Figure content listings
* * * * * * * * *
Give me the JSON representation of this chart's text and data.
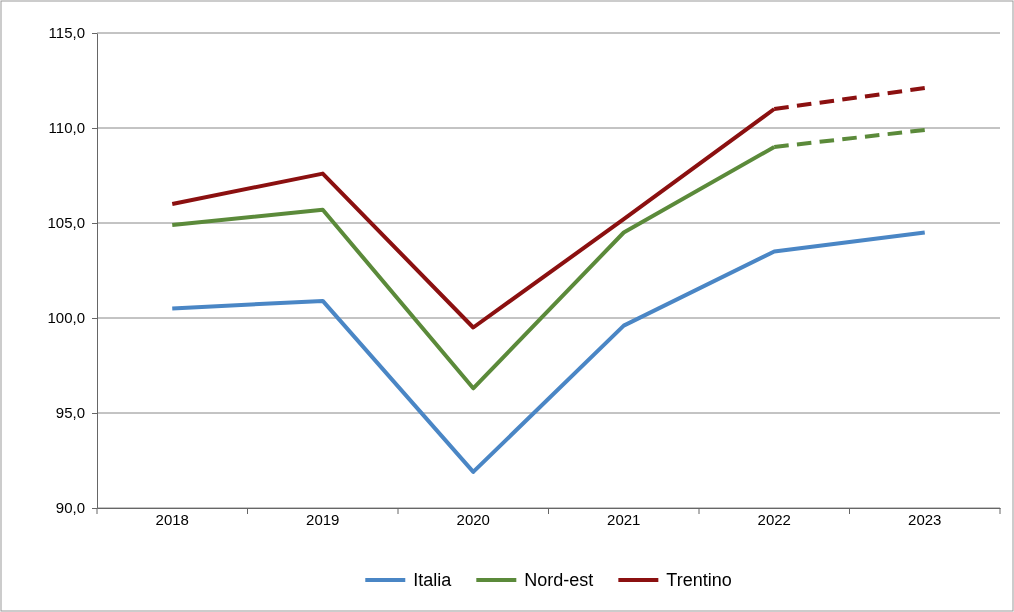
{
  "chart_data": {
    "type": "line",
    "categories": [
      "2018",
      "2019",
      "2020",
      "2021",
      "2022",
      "2023"
    ],
    "series": [
      {
        "name": "Italia",
        "color": "#4a86c5",
        "values": [
          100.5,
          100.9,
          91.9,
          99.6,
          103.5,
          104.5
        ]
      },
      {
        "name": "Nord-est",
        "color": "#5b8a3a",
        "values": [
          104.9,
          105.7,
          96.3,
          104.5,
          109.0,
          null
        ]
      },
      {
        "name": "Trentino",
        "color": "#8b1010",
        "values": [
          106.0,
          107.6,
          99.5,
          105.2,
          111.0,
          null
        ]
      },
      {
        "color": "#5b8a3a",
        "line_style": "dashed",
        "values": [
          null,
          null,
          null,
          null,
          109.0,
          109.9
        ]
      },
      {
        "color": "#8b1010",
        "line_style": "dashed",
        "values": [
          null,
          null,
          null,
          null,
          111.0,
          112.1
        ]
      }
    ],
    "ylim": [
      90,
      115
    ],
    "yticks": [
      {
        "value": 90,
        "label": "90,0"
      },
      {
        "value": 95,
        "label": "95,0"
      },
      {
        "value": 100,
        "label": "100,0"
      },
      {
        "value": 105,
        "label": "105,0"
      },
      {
        "value": 110,
        "label": "110,0"
      },
      {
        "value": 115,
        "label": "115,0"
      }
    ],
    "grid": "y",
    "legend": "bottom",
    "line_style": "solid",
    "marker": "none"
  }
}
* * * * * * * * *
» WORK TO COMPLETE:
Every line of the data above should be quoted exactly. Omit the pictures.

» PROBLEM SOLUTION:
Give me the JSON representation of this chart's text and data.
{
  "chart_data": {
    "type": "line",
    "categories": [
      "2018",
      "2019",
      "2020",
      "2021",
      "2022",
      "2023"
    ],
    "series": [
      {
        "name": "Italia",
        "color": "#4a86c5",
        "values": [
          100.5,
          100.9,
          91.9,
          99.6,
          103.5,
          104.5
        ]
      },
      {
        "name": "Nord-est",
        "color": "#5b8a3a",
        "values": [
          104.9,
          105.7,
          96.3,
          104.5,
          109.0,
          null
        ]
      },
      {
        "name": "Trentino",
        "color": "#8b1010",
        "values": [
          106.0,
          107.6,
          99.5,
          105.2,
          111.0,
          null
        ]
      },
      {
        "color": "#5b8a3a",
        "line_style": "dashed",
        "values": [
          null,
          null,
          null,
          null,
          109.0,
          109.9
        ]
      },
      {
        "color": "#8b1010",
        "line_style": "dashed",
        "values": [
          null,
          null,
          null,
          null,
          111.0,
          112.1
        ]
      }
    ],
    "ylim": [
      90,
      115
    ],
    "yticks": [
      {
        "value": 90,
        "label": "90,0"
      },
      {
        "value": 95,
        "label": "95,0"
      },
      {
        "value": 100,
        "label": "100,0"
      },
      {
        "value": 105,
        "label": "105,0"
      },
      {
        "value": 110,
        "label": "110,0"
      },
      {
        "value": 115,
        "label": "115,0"
      }
    ],
    "grid": "y",
    "legend": "bottom",
    "line_style": "solid",
    "marker": "none"
  }
}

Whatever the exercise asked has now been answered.